- **DATASET CONTENT**:
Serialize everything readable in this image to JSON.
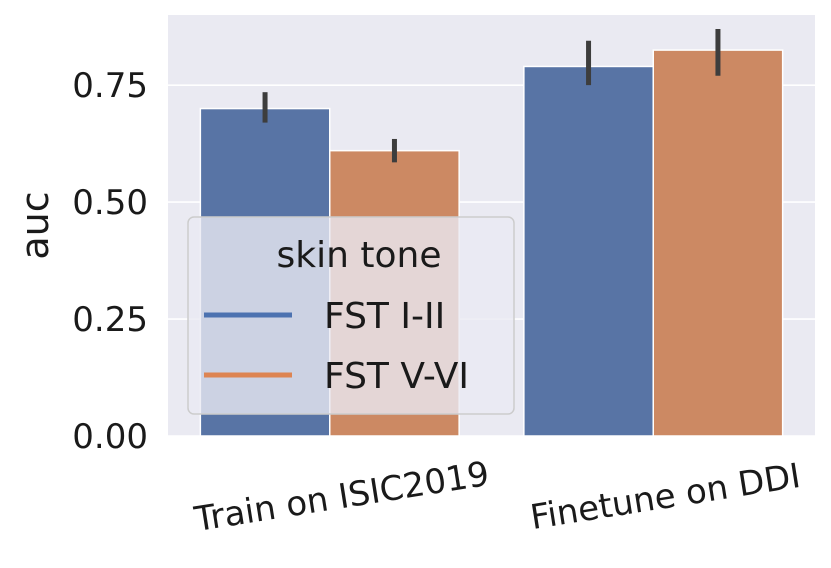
{
  "chart_data": {
    "type": "bar",
    "title": "",
    "xlabel": "",
    "ylabel": "auc",
    "ylim": [
      0,
      0.9
    ],
    "yticks": [
      0.0,
      0.25,
      0.5,
      0.75
    ],
    "ytick_labels": [
      "0.00",
      "0.25",
      "0.50",
      "0.75"
    ],
    "categories": [
      "Train on ISIC2019",
      "Finetune on DDI"
    ],
    "series": [
      {
        "name": "FST I-II",
        "color": "#5874a5",
        "line_color": "#4c72b0",
        "values": [
          0.7,
          0.79
        ],
        "err_low": [
          0.67,
          0.75
        ],
        "err_high": [
          0.735,
          0.845
        ]
      },
      {
        "name": "FST V-VI",
        "color": "#cc8963",
        "line_color": "#dd8452",
        "values": [
          0.61,
          0.825
        ],
        "err_low": [
          0.585,
          0.77
        ],
        "err_high": [
          0.635,
          0.87
        ]
      }
    ],
    "legend": {
      "title": "skin tone",
      "location": "lower-left"
    },
    "grid": true,
    "background": "#eaeaf2",
    "errorbar_color": "#3d3d3d"
  }
}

- **WORK TO COMPLETE**: Take the records above and transcribe them exactly, dropping every picture.

- **TASK ANSWER**:
Serialize everything readable in this image to JSON.
{
  "chart_data": {
    "type": "bar",
    "title": "",
    "xlabel": "",
    "ylabel": "auc",
    "ylim": [
      0,
      0.9
    ],
    "yticks": [
      0.0,
      0.25,
      0.5,
      0.75
    ],
    "ytick_labels": [
      "0.00",
      "0.25",
      "0.50",
      "0.75"
    ],
    "categories": [
      "Train on ISIC2019",
      "Finetune on DDI"
    ],
    "series": [
      {
        "name": "FST I-II",
        "color": "#5874a5",
        "line_color": "#4c72b0",
        "values": [
          0.7,
          0.79
        ],
        "err_low": [
          0.67,
          0.75
        ],
        "err_high": [
          0.735,
          0.845
        ]
      },
      {
        "name": "FST V-VI",
        "color": "#cc8963",
        "line_color": "#dd8452",
        "values": [
          0.61,
          0.825
        ],
        "err_low": [
          0.585,
          0.77
        ],
        "err_high": [
          0.635,
          0.87
        ]
      }
    ],
    "legend": {
      "title": "skin tone",
      "location": "lower-left"
    },
    "grid": true,
    "background": "#eaeaf2",
    "errorbar_color": "#3d3d3d"
  }
}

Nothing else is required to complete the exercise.